> _Stored data_:
[START]

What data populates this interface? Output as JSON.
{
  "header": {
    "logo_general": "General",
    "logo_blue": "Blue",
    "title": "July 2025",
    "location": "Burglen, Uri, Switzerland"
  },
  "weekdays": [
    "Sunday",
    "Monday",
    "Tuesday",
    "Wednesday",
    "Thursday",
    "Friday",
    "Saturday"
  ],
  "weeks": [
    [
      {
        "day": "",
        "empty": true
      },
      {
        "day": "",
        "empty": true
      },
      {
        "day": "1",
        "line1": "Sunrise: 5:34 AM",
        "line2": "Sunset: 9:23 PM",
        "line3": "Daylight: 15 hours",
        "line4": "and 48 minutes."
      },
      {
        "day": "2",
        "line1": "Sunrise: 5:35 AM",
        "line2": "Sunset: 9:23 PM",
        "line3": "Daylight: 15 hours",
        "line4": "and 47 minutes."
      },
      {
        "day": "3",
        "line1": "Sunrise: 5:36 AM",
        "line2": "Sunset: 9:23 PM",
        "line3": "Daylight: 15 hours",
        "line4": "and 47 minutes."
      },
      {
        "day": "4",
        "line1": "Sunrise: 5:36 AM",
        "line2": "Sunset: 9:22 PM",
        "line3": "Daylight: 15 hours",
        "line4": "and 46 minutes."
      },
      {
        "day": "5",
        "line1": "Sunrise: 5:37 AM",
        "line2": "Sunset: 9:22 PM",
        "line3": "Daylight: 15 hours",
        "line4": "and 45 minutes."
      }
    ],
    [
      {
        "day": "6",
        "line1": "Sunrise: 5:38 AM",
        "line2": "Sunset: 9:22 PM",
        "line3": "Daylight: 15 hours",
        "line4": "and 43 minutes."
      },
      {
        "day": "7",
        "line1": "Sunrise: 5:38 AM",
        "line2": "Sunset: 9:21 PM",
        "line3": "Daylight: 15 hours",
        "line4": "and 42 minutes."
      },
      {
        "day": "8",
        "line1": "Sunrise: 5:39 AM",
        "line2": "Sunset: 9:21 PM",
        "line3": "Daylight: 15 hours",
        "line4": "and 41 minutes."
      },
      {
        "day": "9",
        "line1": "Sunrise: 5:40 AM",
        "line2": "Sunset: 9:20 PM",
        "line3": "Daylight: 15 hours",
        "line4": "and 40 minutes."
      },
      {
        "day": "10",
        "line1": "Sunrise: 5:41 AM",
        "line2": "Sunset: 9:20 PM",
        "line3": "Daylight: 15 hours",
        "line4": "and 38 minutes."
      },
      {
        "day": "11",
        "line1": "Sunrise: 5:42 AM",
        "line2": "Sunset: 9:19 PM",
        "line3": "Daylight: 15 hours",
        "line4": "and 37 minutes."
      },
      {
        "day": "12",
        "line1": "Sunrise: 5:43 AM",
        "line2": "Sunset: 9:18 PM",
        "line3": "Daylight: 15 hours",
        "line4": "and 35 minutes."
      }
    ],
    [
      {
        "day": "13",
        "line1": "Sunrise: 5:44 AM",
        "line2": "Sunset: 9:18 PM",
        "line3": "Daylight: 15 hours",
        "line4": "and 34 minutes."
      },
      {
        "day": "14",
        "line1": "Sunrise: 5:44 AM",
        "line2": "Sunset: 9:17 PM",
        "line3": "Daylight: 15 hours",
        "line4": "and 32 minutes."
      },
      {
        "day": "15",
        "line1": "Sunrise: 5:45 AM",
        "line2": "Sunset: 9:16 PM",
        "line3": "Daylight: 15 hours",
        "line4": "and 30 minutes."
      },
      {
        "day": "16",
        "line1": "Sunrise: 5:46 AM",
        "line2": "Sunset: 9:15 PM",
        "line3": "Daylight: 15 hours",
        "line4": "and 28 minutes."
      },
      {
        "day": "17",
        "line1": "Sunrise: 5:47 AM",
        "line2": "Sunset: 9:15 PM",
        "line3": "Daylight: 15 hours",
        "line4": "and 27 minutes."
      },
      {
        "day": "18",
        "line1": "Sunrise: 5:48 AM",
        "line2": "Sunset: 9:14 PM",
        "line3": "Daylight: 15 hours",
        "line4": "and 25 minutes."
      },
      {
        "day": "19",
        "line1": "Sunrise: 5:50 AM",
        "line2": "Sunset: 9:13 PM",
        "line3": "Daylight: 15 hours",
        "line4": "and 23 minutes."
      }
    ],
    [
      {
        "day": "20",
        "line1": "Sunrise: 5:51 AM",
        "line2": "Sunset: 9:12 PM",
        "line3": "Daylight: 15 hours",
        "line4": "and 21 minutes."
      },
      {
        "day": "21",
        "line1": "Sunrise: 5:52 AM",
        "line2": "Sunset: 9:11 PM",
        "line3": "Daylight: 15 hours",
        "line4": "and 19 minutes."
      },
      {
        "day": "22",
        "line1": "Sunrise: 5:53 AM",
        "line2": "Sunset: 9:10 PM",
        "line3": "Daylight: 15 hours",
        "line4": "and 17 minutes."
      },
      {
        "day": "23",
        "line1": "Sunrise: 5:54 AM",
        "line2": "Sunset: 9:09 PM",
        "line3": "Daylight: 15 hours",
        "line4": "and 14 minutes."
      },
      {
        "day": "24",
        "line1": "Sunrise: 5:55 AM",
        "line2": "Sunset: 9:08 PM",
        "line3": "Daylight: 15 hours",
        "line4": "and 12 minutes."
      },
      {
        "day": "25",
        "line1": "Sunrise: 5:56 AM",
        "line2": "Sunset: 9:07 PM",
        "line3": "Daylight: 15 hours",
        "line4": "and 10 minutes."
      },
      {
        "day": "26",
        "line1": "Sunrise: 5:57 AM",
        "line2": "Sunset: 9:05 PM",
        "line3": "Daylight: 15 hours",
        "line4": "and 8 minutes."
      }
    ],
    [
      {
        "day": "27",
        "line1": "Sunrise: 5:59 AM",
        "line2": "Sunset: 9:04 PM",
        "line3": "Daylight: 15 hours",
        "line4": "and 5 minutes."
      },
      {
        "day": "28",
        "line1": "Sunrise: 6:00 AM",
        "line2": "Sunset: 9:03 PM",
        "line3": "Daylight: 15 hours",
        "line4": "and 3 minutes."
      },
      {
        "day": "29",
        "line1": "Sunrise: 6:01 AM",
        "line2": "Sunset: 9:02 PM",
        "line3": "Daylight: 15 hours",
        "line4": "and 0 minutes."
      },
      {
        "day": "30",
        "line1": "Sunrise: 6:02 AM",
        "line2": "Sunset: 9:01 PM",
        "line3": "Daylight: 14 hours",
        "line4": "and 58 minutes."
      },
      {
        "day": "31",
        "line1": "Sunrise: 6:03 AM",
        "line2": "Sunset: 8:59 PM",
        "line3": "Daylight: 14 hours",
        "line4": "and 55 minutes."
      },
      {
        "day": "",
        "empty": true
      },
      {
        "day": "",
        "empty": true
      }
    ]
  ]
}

[END]

> _EXERCISE_: Transcribe the data. Leave every line exactly as it is.

> _PROBLEM SOLUTION_:
What data populates this interface? Output as JSON.
{
  "header": {
    "logo_general": "General",
    "logo_blue": "Blue",
    "title": "July 2025",
    "location": "Burglen, Uri, Switzerland"
  },
  "weekdays": [
    "Sunday",
    "Monday",
    "Tuesday",
    "Wednesday",
    "Thursday",
    "Friday",
    "Saturday"
  ],
  "weeks": [
    [
      {
        "day": "",
        "empty": true
      },
      {
        "day": "",
        "empty": true
      },
      {
        "day": "1",
        "line1": "Sunrise: 5:34 AM",
        "line2": "Sunset: 9:23 PM",
        "line3": "Daylight: 15 hours",
        "line4": "and 48 minutes."
      },
      {
        "day": "2",
        "line1": "Sunrise: 5:35 AM",
        "line2": "Sunset: 9:23 PM",
        "line3": "Daylight: 15 hours",
        "line4": "and 47 minutes."
      },
      {
        "day": "3",
        "line1": "Sunrise: 5:36 AM",
        "line2": "Sunset: 9:23 PM",
        "line3": "Daylight: 15 hours",
        "line4": "and 47 minutes."
      },
      {
        "day": "4",
        "line1": "Sunrise: 5:36 AM",
        "line2": "Sunset: 9:22 PM",
        "line3": "Daylight: 15 hours",
        "line4": "and 46 minutes."
      },
      {
        "day": "5",
        "line1": "Sunrise: 5:37 AM",
        "line2": "Sunset: 9:22 PM",
        "line3": "Daylight: 15 hours",
        "line4": "and 45 minutes."
      }
    ],
    [
      {
        "day": "6",
        "line1": "Sunrise: 5:38 AM",
        "line2": "Sunset: 9:22 PM",
        "line3": "Daylight: 15 hours",
        "line4": "and 43 minutes."
      },
      {
        "day": "7",
        "line1": "Sunrise: 5:38 AM",
        "line2": "Sunset: 9:21 PM",
        "line3": "Daylight: 15 hours",
        "line4": "and 42 minutes."
      },
      {
        "day": "8",
        "line1": "Sunrise: 5:39 AM",
        "line2": "Sunset: 9:21 PM",
        "line3": "Daylight: 15 hours",
        "line4": "and 41 minutes."
      },
      {
        "day": "9",
        "line1": "Sunrise: 5:40 AM",
        "line2": "Sunset: 9:20 PM",
        "line3": "Daylight: 15 hours",
        "line4": "and 40 minutes."
      },
      {
        "day": "10",
        "line1": "Sunrise: 5:41 AM",
        "line2": "Sunset: 9:20 PM",
        "line3": "Daylight: 15 hours",
        "line4": "and 38 minutes."
      },
      {
        "day": "11",
        "line1": "Sunrise: 5:42 AM",
        "line2": "Sunset: 9:19 PM",
        "line3": "Daylight: 15 hours",
        "line4": "and 37 minutes."
      },
      {
        "day": "12",
        "line1": "Sunrise: 5:43 AM",
        "line2": "Sunset: 9:18 PM",
        "line3": "Daylight: 15 hours",
        "line4": "and 35 minutes."
      }
    ],
    [
      {
        "day": "13",
        "line1": "Sunrise: 5:44 AM",
        "line2": "Sunset: 9:18 PM",
        "line3": "Daylight: 15 hours",
        "line4": "and 34 minutes."
      },
      {
        "day": "14",
        "line1": "Sunrise: 5:44 AM",
        "line2": "Sunset: 9:17 PM",
        "line3": "Daylight: 15 hours",
        "line4": "and 32 minutes."
      },
      {
        "day": "15",
        "line1": "Sunrise: 5:45 AM",
        "line2": "Sunset: 9:16 PM",
        "line3": "Daylight: 15 hours",
        "line4": "and 30 minutes."
      },
      {
        "day": "16",
        "line1": "Sunrise: 5:46 AM",
        "line2": "Sunset: 9:15 PM",
        "line3": "Daylight: 15 hours",
        "line4": "and 28 minutes."
      },
      {
        "day": "17",
        "line1": "Sunrise: 5:47 AM",
        "line2": "Sunset: 9:15 PM",
        "line3": "Daylight: 15 hours",
        "line4": "and 27 minutes."
      },
      {
        "day": "18",
        "line1": "Sunrise: 5:48 AM",
        "line2": "Sunset: 9:14 PM",
        "line3": "Daylight: 15 hours",
        "line4": "and 25 minutes."
      },
      {
        "day": "19",
        "line1": "Sunrise: 5:50 AM",
        "line2": "Sunset: 9:13 PM",
        "line3": "Daylight: 15 hours",
        "line4": "and 23 minutes."
      }
    ],
    [
      {
        "day": "20",
        "line1": "Sunrise: 5:51 AM",
        "line2": "Sunset: 9:12 PM",
        "line3": "Daylight: 15 hours",
        "line4": "and 21 minutes."
      },
      {
        "day": "21",
        "line1": "Sunrise: 5:52 AM",
        "line2": "Sunset: 9:11 PM",
        "line3": "Daylight: 15 hours",
        "line4": "and 19 minutes."
      },
      {
        "day": "22",
        "line1": "Sunrise: 5:53 AM",
        "line2": "Sunset: 9:10 PM",
        "line3": "Daylight: 15 hours",
        "line4": "and 17 minutes."
      },
      {
        "day": "23",
        "line1": "Sunrise: 5:54 AM",
        "line2": "Sunset: 9:09 PM",
        "line3": "Daylight: 15 hours",
        "line4": "and 14 minutes."
      },
      {
        "day": "24",
        "line1": "Sunrise: 5:55 AM",
        "line2": "Sunset: 9:08 PM",
        "line3": "Daylight: 15 hours",
        "line4": "and 12 minutes."
      },
      {
        "day": "25",
        "line1": "Sunrise: 5:56 AM",
        "line2": "Sunset: 9:07 PM",
        "line3": "Daylight: 15 hours",
        "line4": "and 10 minutes."
      },
      {
        "day": "26",
        "line1": "Sunrise: 5:57 AM",
        "line2": "Sunset: 9:05 PM",
        "line3": "Daylight: 15 hours",
        "line4": "and 8 minutes."
      }
    ],
    [
      {
        "day": "27",
        "line1": "Sunrise: 5:59 AM",
        "line2": "Sunset: 9:04 PM",
        "line3": "Daylight: 15 hours",
        "line4": "and 5 minutes."
      },
      {
        "day": "28",
        "line1": "Sunrise: 6:00 AM",
        "line2": "Sunset: 9:03 PM",
        "line3": "Daylight: 15 hours",
        "line4": "and 3 minutes."
      },
      {
        "day": "29",
        "line1": "Sunrise: 6:01 AM",
        "line2": "Sunset: 9:02 PM",
        "line3": "Daylight: 15 hours",
        "line4": "and 0 minutes."
      },
      {
        "day": "30",
        "line1": "Sunrise: 6:02 AM",
        "line2": "Sunset: 9:01 PM",
        "line3": "Daylight: 14 hours",
        "line4": "and 58 minutes."
      },
      {
        "day": "31",
        "line1": "Sunrise: 6:03 AM",
        "line2": "Sunset: 8:59 PM",
        "line3": "Daylight: 14 hours",
        "line4": "and 55 minutes."
      },
      {
        "day": "",
        "empty": true
      },
      {
        "day": "",
        "empty": true
      }
    ]
  ]
}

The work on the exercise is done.